▶ **Written request**: Copy out each line containing "title" from the entries below.

▶ **Records for the exercise**:
════════

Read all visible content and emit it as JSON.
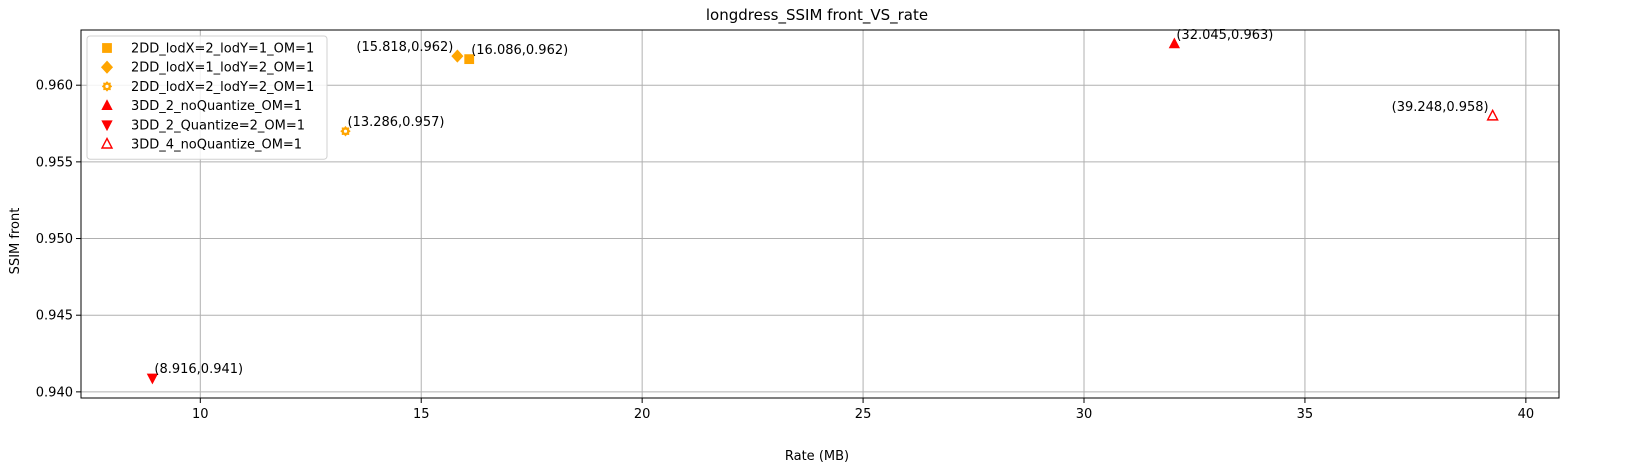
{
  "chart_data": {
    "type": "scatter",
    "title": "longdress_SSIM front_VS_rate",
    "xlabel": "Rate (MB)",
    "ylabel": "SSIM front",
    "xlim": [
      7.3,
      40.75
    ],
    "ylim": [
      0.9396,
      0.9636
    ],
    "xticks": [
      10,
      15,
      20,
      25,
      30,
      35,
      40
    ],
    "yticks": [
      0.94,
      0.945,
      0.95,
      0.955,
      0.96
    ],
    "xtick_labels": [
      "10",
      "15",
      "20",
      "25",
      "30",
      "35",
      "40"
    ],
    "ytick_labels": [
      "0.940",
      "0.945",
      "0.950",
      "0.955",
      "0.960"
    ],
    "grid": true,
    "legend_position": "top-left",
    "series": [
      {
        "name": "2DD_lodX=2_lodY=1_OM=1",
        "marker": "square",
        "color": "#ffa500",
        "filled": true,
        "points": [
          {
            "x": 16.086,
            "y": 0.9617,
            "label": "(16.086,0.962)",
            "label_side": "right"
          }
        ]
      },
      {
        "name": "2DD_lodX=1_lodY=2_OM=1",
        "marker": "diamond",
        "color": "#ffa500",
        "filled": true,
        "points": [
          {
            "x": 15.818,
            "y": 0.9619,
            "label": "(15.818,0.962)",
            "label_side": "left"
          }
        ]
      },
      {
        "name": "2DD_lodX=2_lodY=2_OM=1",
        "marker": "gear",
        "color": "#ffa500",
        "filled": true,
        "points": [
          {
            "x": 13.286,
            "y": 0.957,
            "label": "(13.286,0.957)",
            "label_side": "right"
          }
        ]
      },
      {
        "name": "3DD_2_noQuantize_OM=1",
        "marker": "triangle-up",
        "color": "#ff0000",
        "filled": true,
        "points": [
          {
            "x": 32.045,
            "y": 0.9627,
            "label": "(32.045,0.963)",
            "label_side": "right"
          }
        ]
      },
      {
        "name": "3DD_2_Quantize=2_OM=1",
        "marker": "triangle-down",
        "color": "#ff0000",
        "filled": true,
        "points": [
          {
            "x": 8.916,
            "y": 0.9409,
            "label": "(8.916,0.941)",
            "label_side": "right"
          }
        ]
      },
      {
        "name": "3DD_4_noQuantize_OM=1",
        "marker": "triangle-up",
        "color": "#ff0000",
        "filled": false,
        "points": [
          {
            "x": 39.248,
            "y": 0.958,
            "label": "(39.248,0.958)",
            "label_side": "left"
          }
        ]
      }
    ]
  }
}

════════

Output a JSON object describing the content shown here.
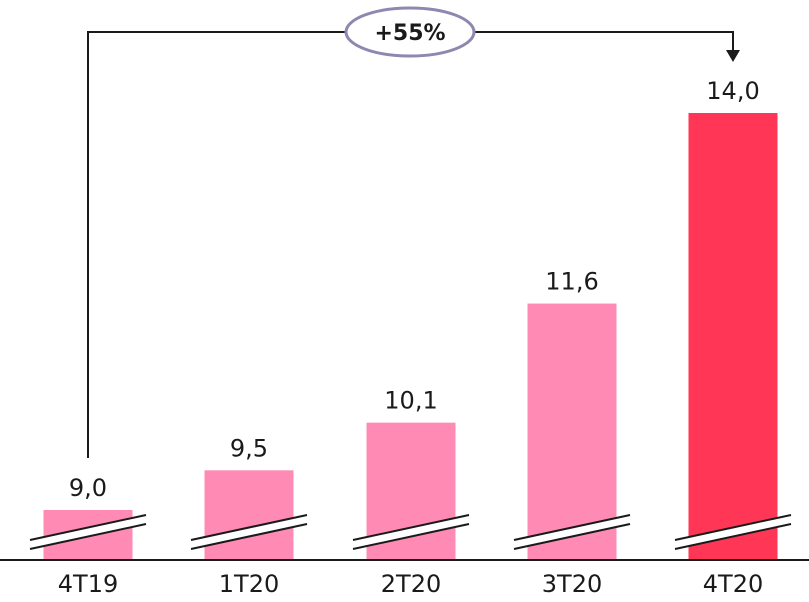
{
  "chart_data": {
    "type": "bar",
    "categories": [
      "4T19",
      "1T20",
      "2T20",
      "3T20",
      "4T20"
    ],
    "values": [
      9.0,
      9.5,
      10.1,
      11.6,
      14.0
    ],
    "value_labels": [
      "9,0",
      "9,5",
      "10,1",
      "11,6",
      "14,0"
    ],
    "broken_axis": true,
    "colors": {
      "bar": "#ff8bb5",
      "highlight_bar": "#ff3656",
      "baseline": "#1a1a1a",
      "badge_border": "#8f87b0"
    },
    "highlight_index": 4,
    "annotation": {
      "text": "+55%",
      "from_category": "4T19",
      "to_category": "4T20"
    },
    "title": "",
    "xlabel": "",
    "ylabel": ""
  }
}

════════

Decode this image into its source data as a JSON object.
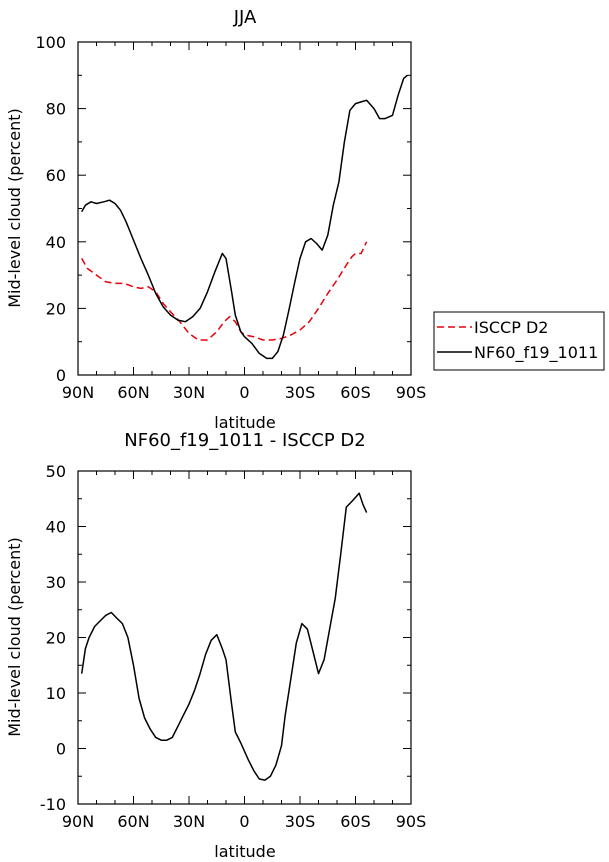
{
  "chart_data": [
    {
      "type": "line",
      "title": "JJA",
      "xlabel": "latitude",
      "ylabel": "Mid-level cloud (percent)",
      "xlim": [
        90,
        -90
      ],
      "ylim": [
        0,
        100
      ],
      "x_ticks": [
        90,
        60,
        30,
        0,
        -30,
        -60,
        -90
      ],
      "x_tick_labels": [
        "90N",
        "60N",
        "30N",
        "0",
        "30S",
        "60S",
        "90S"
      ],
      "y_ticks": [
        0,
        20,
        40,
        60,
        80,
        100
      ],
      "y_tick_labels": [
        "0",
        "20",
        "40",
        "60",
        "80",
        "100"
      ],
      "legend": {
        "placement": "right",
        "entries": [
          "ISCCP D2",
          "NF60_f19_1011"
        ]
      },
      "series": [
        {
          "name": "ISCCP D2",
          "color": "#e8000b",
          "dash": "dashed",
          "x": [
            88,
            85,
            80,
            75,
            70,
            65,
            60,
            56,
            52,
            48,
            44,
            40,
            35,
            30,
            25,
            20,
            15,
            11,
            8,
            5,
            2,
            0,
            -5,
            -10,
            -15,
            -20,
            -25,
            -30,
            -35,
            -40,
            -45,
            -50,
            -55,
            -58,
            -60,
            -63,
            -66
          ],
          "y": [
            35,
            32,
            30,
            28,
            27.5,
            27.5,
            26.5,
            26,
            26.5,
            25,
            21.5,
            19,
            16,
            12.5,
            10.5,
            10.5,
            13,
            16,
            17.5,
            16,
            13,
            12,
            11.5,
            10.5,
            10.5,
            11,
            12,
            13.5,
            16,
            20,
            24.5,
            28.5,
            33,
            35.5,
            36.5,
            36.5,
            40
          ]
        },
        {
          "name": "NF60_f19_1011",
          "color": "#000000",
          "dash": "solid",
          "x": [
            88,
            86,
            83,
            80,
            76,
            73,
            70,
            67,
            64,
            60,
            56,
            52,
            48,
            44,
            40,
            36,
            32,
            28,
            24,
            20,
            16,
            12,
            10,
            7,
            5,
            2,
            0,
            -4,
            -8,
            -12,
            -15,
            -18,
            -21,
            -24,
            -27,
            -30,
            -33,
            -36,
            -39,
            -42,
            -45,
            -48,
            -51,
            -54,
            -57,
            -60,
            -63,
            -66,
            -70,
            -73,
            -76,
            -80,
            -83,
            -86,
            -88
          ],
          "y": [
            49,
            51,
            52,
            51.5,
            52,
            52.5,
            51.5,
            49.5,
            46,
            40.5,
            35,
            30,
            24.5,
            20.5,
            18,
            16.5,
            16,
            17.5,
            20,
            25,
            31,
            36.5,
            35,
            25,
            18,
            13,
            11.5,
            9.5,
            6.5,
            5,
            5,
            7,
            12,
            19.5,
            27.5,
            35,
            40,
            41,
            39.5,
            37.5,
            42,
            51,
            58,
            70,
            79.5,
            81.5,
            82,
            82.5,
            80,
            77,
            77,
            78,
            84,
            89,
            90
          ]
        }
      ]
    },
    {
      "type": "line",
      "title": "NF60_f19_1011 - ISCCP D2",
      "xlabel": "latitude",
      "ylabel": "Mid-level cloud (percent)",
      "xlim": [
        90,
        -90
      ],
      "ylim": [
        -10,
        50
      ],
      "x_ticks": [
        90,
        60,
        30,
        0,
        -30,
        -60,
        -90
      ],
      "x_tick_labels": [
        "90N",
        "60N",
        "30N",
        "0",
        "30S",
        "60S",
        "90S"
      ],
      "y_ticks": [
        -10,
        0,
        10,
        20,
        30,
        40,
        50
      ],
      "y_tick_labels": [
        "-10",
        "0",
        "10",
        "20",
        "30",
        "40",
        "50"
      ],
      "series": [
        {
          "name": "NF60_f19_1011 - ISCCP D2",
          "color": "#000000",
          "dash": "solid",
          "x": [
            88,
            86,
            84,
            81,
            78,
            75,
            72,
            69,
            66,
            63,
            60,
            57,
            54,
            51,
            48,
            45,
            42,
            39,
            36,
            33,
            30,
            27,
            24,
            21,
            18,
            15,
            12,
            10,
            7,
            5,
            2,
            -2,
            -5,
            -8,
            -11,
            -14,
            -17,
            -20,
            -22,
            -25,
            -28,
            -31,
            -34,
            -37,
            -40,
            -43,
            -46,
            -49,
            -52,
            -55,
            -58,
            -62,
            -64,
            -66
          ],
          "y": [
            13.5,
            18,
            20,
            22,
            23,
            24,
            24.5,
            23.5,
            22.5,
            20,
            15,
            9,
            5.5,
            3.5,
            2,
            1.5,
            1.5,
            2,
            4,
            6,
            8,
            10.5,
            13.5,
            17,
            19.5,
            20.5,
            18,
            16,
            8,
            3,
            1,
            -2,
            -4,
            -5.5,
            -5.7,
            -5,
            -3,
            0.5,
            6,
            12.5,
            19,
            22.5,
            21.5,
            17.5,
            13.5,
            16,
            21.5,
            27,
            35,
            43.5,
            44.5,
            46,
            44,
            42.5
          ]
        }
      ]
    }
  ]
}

════════

▶ **In response**:
    "title": "longdress_SSIM front_VS_rate",
    "title": "",
      "title": "JJA",
      "title": "NF60_f19_1011 - ISCCP D2",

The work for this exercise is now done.